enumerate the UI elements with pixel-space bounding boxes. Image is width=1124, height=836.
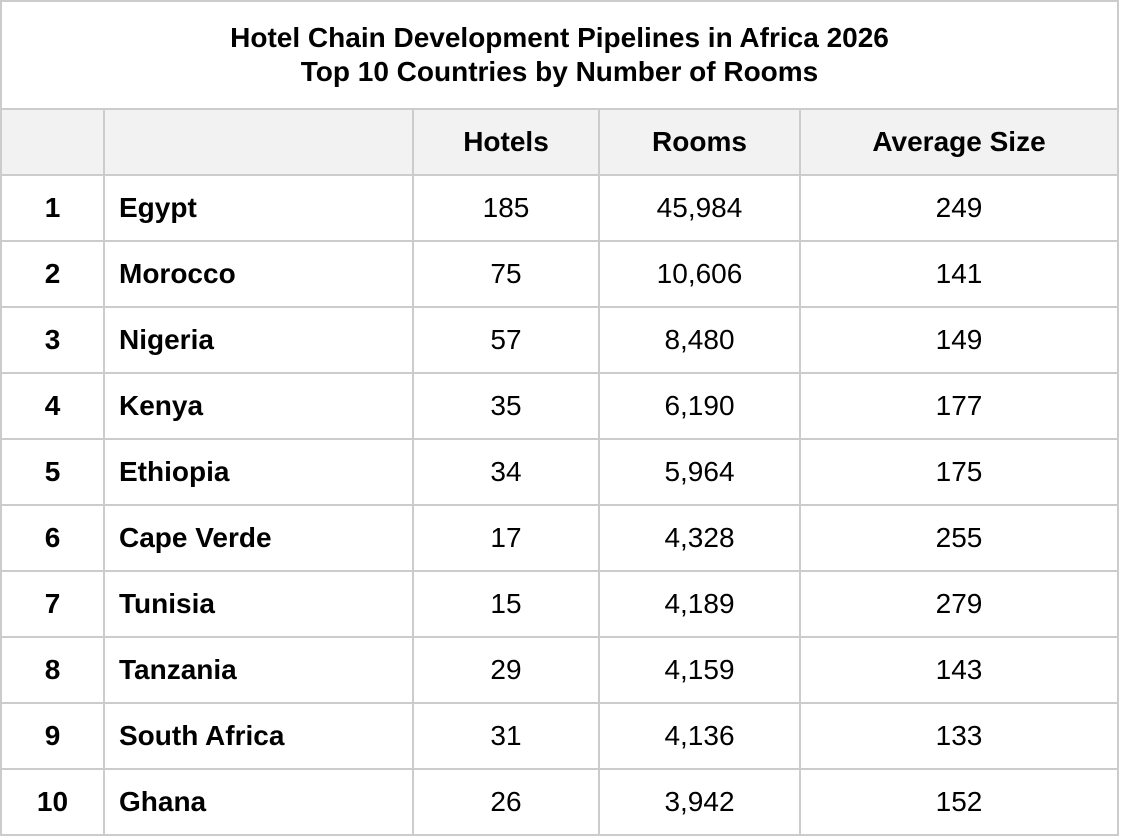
* * *
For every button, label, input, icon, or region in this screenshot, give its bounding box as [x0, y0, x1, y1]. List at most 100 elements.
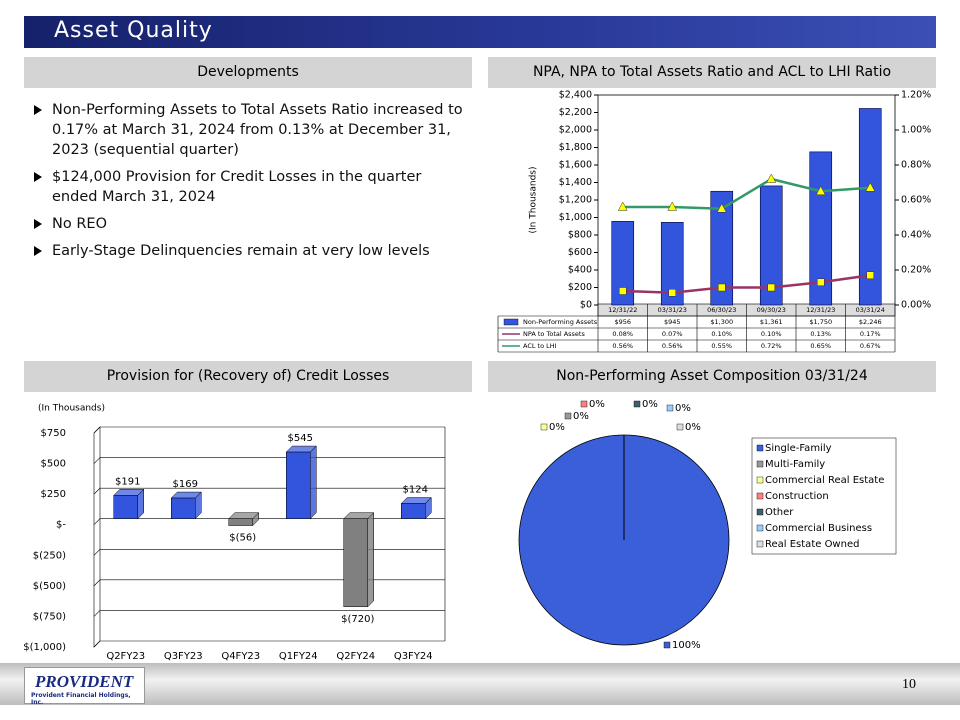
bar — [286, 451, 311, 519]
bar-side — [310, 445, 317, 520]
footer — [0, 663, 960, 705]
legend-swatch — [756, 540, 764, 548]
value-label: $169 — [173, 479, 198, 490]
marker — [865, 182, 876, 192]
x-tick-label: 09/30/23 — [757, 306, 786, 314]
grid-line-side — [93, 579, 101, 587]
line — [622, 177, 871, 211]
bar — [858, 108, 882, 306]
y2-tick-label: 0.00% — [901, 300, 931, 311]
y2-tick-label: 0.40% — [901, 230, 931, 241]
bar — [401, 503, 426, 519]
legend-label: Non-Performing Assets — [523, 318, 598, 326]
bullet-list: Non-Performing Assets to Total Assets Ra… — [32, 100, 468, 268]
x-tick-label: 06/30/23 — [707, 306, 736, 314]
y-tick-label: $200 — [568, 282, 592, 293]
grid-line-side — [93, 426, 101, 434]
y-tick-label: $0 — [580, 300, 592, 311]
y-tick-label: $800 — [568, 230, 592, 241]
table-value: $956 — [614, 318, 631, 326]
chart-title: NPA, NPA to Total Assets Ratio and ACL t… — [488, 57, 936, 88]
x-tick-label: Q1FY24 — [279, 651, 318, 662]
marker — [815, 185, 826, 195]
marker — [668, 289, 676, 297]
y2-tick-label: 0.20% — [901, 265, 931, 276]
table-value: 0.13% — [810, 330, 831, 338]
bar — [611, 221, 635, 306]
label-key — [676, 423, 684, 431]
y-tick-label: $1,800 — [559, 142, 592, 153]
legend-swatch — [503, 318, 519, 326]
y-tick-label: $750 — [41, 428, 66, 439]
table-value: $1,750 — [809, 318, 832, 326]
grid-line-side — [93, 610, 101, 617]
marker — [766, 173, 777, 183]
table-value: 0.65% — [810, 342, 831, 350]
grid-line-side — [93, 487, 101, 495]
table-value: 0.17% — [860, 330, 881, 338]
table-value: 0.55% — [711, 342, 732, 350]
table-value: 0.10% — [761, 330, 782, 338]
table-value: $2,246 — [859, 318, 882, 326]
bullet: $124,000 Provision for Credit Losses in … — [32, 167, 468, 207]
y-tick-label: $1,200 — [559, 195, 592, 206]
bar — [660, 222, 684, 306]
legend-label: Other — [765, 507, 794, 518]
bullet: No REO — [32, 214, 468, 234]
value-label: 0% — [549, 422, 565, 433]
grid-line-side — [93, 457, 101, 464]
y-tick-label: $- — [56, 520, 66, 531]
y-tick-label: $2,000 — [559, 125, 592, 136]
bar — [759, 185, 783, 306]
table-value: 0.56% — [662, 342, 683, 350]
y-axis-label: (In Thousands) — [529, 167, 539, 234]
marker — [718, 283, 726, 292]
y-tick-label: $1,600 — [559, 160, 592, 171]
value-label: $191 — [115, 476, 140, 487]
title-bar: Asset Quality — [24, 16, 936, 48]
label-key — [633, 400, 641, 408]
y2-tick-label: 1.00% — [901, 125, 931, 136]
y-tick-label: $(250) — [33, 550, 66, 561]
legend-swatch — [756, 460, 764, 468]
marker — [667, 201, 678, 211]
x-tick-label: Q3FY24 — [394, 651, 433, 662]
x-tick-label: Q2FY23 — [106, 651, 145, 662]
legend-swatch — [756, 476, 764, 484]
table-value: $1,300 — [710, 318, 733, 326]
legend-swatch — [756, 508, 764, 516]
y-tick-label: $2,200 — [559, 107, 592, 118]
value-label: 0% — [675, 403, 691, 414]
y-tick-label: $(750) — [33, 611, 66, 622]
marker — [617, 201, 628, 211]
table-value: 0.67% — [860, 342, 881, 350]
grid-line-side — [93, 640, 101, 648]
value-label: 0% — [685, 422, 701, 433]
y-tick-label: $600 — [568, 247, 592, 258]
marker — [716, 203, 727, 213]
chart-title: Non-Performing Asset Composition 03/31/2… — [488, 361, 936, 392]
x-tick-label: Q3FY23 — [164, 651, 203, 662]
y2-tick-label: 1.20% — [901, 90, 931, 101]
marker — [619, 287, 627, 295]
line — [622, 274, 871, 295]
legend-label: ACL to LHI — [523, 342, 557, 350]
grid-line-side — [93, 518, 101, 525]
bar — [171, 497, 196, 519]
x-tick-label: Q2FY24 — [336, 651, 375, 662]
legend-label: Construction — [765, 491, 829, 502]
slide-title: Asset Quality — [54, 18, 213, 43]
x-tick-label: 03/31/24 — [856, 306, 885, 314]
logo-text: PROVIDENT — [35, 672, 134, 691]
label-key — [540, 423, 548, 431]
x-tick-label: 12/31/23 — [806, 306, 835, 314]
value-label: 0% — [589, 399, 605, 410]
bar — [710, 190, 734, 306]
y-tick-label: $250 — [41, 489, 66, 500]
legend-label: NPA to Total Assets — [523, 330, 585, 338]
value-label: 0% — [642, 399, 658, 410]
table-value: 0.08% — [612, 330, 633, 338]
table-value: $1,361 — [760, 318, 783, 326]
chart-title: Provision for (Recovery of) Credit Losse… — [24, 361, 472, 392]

- Requirement:
Retype the items word for word, starting at the line that contains "For every button, label, input, icon, or" and ending at the line that contains "table-value: $1,750 — [809, 318, 832, 326]", with both of those lines included. Leave the pictures out of your answer.

- Written answer:
For every button, label, input, icon, or region in this screenshot, give its bounding box as [x0, y0, x1, y1]. List at most 100 elements.
bar — [286, 451, 311, 519]
bar-side — [310, 445, 317, 520]
footer — [0, 663, 960, 705]
legend-swatch — [756, 540, 764, 548]
value-label: $169 — [173, 479, 198, 490]
marker — [865, 182, 876, 192]
x-tick-label: 09/30/23 — [757, 306, 786, 314]
grid-line-side — [93, 579, 101, 587]
line — [622, 177, 871, 211]
bar — [858, 108, 882, 306]
y2-tick-label: 0.00% — [901, 300, 931, 311]
y2-tick-label: 0.40% — [901, 230, 931, 241]
bar — [401, 503, 426, 519]
legend-label: Non-Performing Assets — [523, 318, 598, 326]
bullet-list: Non-Performing Assets to Total Assets Ra… — [32, 100, 468, 268]
x-tick-label: 06/30/23 — [707, 306, 736, 314]
y-tick-label: $200 — [568, 282, 592, 293]
grid-line-side — [93, 426, 101, 434]
y-tick-label: $0 — [580, 300, 592, 311]
y-tick-label: $800 — [568, 230, 592, 241]
table-value: $956 — [614, 318, 631, 326]
chart-title: NPA, NPA to Total Assets Ratio and ACL t… — [488, 57, 936, 88]
x-tick-label: Q1FY24 — [279, 651, 318, 662]
marker — [815, 185, 826, 195]
marker — [668, 289, 676, 297]
y2-tick-label: 0.20% — [901, 265, 931, 276]
table-value: 0.13% — [810, 330, 831, 338]
bar — [611, 221, 635, 306]
label-key — [676, 423, 684, 431]
y-tick-label: $1,800 — [559, 142, 592, 153]
legend-swatch — [503, 318, 519, 326]
y-tick-label: $750 — [41, 428, 66, 439]
table-value: $1,750 — [809, 318, 832, 326]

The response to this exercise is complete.